* [TASK DETAILS] Copy the lines holding the word "designated", all of them.

* [Dataset items]
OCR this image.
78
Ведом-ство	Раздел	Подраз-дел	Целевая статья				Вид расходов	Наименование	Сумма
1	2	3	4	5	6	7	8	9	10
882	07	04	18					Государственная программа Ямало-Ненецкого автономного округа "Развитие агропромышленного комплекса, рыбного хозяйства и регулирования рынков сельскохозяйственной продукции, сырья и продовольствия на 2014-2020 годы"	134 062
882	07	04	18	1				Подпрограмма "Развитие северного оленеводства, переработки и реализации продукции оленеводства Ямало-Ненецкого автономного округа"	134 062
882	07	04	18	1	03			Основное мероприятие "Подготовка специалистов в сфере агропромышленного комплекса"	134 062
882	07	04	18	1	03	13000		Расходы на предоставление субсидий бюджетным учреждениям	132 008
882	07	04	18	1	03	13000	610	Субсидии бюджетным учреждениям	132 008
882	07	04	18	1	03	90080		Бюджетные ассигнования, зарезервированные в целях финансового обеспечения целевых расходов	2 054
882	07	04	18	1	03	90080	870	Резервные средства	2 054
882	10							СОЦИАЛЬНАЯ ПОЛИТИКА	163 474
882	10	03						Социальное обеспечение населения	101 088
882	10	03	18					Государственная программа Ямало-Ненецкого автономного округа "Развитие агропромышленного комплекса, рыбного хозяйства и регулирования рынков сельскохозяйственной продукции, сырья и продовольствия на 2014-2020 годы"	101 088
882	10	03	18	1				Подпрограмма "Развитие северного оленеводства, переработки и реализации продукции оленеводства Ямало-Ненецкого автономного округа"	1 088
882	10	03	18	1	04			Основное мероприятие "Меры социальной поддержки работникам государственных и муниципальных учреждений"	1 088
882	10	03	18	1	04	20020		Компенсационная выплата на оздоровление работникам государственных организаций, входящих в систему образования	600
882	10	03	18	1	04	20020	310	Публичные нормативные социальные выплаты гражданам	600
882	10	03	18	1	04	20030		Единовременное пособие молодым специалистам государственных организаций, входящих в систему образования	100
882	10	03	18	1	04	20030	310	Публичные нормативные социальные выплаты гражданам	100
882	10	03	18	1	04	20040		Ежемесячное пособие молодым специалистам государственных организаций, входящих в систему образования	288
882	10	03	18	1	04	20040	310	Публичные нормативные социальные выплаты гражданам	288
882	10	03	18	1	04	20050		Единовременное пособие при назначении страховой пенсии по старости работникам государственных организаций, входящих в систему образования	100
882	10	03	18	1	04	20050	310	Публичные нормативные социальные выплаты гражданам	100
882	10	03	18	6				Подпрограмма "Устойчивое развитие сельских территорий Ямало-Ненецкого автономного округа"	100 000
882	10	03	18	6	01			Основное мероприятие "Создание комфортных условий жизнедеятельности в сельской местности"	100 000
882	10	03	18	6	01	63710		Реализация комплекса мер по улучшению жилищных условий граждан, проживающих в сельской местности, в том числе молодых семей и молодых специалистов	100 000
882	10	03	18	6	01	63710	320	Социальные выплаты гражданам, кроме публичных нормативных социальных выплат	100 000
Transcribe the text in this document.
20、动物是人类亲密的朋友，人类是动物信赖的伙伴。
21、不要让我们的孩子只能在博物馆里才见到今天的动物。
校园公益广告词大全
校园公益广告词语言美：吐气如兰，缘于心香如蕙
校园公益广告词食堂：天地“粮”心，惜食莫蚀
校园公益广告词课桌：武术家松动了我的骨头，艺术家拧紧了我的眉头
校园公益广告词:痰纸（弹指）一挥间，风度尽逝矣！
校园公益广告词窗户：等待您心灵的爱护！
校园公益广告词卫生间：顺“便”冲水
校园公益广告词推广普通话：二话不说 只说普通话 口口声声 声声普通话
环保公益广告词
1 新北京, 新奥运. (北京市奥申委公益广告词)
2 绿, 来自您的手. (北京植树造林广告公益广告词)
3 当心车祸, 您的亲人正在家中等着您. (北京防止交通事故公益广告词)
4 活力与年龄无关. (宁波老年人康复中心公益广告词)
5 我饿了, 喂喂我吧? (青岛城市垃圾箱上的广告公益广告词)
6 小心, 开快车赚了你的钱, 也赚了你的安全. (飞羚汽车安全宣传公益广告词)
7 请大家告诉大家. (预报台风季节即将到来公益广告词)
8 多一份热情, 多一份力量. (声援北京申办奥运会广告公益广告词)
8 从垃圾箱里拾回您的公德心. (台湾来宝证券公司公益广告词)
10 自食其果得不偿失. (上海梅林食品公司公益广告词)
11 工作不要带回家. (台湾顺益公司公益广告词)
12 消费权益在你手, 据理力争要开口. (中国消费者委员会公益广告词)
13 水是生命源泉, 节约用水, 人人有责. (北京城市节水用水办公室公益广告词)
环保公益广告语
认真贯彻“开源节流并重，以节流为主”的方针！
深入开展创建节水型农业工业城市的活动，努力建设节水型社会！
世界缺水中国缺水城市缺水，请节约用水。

...

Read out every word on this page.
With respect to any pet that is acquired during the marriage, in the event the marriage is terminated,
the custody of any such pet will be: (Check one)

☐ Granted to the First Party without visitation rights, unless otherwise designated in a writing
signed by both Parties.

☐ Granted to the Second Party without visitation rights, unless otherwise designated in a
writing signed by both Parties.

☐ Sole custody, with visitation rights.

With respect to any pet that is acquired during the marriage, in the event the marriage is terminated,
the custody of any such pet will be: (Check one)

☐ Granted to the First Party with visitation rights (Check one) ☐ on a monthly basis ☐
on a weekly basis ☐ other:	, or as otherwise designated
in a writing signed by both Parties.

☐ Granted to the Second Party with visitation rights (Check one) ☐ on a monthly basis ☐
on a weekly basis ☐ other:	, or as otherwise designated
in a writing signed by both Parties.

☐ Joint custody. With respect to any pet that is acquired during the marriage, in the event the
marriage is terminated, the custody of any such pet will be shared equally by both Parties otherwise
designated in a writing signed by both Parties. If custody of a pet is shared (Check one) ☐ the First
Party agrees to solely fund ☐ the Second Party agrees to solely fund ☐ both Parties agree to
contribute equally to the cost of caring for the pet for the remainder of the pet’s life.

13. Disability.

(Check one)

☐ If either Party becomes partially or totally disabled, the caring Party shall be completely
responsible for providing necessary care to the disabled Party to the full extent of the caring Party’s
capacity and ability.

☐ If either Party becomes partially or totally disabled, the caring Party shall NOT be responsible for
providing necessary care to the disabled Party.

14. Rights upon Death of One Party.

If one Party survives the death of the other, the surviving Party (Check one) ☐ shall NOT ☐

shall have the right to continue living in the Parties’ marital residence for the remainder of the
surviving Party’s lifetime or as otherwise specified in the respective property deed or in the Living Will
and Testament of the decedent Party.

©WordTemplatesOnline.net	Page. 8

---

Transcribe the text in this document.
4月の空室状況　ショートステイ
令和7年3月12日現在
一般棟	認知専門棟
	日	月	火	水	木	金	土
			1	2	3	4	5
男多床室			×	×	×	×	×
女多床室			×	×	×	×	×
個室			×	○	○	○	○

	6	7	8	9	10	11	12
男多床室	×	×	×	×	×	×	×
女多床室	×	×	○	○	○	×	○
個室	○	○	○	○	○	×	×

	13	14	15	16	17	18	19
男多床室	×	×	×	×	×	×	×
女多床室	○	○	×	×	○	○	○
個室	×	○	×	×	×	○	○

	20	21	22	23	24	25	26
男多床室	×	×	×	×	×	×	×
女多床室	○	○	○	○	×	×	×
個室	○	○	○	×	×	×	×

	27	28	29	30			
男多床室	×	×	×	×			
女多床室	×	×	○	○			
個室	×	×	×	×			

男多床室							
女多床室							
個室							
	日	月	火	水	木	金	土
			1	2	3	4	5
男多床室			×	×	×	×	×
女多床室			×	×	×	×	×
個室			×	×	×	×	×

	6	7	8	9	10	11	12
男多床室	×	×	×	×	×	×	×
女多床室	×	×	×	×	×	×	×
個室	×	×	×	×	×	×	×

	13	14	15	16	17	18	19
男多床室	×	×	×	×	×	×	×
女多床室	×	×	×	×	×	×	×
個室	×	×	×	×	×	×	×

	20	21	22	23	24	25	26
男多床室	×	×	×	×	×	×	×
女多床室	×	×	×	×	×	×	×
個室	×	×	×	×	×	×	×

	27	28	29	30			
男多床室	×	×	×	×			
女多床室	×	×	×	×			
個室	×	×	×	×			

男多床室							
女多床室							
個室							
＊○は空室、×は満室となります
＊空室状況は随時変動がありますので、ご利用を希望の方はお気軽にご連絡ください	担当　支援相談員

* [CORRECT RESPONSE]
☐ Granted to the First Party without visitation rights, unless otherwise designated in a writing
☐ Granted to the Second Party without visitation rights, unless otherwise designated in a
on a weekly basis ☐ other:	, or as otherwise designated
on a weekly basis ☐ other:	, or as otherwise designated
designated in a writing signed by both Parties. If custody of a pet is shared (Check one) ☐ the First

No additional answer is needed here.